**SHORT PROBLEM:** Please pull out every line in the listing below that contains the string "address".

**INPUT ROWS:**
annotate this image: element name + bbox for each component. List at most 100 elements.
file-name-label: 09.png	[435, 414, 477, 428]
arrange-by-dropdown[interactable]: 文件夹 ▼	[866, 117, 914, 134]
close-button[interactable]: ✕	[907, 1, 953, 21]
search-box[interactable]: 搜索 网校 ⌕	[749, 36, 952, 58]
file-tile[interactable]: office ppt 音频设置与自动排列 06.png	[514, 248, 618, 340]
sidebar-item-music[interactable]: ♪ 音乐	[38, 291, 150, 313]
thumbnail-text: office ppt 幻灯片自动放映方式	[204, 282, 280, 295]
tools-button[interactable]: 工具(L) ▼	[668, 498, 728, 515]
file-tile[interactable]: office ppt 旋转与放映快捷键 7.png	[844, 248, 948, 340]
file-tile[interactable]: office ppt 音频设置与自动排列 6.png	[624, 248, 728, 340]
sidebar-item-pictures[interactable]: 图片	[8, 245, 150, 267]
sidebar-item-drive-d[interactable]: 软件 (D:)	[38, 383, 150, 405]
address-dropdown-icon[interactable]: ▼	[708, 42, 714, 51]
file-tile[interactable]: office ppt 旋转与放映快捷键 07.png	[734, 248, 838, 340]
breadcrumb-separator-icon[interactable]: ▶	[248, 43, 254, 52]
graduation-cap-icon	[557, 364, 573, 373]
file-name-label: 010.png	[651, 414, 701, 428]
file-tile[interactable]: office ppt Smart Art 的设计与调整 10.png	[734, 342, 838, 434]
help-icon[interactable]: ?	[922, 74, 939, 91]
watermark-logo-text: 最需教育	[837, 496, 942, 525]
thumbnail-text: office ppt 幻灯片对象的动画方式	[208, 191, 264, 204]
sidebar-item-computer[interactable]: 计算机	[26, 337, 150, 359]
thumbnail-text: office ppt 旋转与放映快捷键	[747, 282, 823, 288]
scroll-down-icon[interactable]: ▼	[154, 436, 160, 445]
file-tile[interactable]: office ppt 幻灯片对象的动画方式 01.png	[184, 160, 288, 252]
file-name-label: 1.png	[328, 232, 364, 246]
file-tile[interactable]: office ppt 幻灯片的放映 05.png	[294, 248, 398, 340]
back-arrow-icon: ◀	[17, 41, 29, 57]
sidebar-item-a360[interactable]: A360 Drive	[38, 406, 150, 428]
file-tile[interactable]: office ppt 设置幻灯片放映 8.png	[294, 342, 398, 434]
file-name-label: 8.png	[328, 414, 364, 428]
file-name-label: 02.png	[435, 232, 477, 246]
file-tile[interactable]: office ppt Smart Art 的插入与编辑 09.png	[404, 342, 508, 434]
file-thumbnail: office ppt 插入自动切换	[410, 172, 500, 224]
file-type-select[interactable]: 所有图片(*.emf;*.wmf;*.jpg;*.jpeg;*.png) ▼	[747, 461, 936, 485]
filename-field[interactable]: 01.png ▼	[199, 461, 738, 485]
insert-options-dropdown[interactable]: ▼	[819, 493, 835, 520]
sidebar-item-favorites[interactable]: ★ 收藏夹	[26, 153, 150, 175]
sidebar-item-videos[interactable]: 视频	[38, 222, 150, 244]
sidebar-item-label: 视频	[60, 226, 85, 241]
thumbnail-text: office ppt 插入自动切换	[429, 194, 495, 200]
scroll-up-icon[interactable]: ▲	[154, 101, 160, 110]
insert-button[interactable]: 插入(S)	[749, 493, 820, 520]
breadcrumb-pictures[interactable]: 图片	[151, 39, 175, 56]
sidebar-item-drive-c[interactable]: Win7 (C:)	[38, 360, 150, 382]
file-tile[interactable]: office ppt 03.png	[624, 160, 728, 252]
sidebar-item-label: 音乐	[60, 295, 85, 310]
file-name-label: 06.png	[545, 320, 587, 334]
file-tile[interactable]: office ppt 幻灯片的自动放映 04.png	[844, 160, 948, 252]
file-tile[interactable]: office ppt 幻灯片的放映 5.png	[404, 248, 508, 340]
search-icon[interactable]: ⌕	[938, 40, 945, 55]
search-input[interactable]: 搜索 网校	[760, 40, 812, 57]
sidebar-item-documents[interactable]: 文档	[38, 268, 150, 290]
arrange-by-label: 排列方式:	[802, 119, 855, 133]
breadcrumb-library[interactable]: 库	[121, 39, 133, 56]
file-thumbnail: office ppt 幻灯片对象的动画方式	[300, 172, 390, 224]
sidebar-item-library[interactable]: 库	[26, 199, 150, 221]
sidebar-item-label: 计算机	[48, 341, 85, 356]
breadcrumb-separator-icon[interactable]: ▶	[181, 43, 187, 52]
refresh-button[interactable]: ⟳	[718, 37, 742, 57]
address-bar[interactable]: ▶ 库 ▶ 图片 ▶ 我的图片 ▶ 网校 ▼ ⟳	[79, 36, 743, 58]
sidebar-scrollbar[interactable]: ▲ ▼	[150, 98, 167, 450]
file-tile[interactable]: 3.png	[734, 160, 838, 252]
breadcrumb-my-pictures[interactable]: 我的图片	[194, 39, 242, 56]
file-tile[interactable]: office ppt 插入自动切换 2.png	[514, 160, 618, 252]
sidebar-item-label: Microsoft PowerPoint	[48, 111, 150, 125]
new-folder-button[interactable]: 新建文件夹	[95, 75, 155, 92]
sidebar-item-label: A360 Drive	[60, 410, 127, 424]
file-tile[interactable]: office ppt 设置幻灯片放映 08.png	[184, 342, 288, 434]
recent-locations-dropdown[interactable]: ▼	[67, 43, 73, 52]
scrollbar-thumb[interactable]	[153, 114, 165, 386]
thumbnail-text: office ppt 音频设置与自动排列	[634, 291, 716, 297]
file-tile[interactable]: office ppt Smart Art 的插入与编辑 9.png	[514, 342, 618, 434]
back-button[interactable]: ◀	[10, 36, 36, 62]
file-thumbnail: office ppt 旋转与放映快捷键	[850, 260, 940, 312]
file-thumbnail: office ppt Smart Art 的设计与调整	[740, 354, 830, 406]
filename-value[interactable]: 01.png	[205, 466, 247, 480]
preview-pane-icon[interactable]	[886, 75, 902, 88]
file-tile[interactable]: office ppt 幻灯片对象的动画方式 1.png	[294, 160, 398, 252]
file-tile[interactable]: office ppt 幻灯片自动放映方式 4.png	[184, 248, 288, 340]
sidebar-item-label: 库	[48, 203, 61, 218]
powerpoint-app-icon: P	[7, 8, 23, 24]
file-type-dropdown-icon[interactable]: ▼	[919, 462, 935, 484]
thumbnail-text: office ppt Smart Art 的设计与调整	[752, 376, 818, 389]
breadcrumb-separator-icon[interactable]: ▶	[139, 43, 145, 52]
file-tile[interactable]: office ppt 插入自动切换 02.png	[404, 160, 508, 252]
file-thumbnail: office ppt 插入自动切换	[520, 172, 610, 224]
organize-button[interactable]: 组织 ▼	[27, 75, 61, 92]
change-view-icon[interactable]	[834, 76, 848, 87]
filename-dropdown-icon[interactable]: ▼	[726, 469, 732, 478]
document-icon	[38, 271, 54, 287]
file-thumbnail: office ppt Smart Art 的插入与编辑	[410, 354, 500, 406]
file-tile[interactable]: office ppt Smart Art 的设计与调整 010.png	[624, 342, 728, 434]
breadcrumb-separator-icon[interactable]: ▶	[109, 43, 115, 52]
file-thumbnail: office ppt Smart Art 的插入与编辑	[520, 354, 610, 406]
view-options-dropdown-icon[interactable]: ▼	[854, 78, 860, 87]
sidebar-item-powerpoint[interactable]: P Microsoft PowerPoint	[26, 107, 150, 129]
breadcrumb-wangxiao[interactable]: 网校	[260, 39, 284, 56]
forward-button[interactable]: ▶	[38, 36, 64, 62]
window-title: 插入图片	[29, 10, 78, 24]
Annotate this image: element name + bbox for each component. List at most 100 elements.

==

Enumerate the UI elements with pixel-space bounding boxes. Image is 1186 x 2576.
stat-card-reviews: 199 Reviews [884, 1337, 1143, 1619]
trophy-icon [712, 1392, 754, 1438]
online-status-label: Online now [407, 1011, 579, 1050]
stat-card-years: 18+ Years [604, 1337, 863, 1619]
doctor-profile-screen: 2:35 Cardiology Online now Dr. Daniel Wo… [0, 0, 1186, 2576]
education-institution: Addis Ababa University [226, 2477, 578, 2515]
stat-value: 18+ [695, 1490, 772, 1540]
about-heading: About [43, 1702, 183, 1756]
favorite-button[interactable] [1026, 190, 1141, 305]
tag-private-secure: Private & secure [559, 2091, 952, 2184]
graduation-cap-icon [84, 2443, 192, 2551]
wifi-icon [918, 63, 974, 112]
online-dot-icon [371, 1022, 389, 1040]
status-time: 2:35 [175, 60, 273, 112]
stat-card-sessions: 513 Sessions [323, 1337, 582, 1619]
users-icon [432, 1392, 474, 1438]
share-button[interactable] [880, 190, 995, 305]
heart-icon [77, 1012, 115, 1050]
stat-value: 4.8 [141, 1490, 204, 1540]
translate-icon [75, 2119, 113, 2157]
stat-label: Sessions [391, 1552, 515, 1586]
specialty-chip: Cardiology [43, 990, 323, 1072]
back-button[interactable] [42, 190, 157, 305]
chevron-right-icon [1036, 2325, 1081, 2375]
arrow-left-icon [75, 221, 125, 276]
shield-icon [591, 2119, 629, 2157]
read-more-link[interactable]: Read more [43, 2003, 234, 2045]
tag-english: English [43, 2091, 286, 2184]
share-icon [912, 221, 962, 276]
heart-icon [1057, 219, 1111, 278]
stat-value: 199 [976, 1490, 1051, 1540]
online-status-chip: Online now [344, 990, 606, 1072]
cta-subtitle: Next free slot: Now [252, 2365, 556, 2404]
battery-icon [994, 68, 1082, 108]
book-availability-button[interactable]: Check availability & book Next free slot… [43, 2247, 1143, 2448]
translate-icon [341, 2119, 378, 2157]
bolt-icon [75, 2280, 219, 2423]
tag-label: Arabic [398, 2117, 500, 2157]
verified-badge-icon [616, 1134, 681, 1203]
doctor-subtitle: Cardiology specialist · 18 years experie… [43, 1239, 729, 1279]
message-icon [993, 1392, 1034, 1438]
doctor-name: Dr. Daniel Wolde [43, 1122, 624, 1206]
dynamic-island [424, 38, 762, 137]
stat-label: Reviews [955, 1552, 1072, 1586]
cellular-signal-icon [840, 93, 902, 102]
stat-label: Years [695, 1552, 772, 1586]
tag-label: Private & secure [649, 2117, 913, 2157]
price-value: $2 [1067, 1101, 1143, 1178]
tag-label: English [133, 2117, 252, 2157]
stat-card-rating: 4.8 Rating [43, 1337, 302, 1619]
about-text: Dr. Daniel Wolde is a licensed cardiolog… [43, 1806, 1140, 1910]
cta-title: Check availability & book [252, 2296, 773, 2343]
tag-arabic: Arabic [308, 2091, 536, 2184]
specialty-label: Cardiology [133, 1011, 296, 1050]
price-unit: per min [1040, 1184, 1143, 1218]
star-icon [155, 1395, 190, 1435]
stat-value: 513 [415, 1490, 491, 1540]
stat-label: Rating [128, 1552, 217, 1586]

**SOLUTION FOR THIS EXERCISE:**
address-dropdown-icon[interactable]: ▼	[708, 42, 714, 51]
address-bar[interactable]: ▶ 库 ▶ 图片 ▶ 我的图片 ▶ 网校 ▼ ⟳	[79, 36, 743, 58]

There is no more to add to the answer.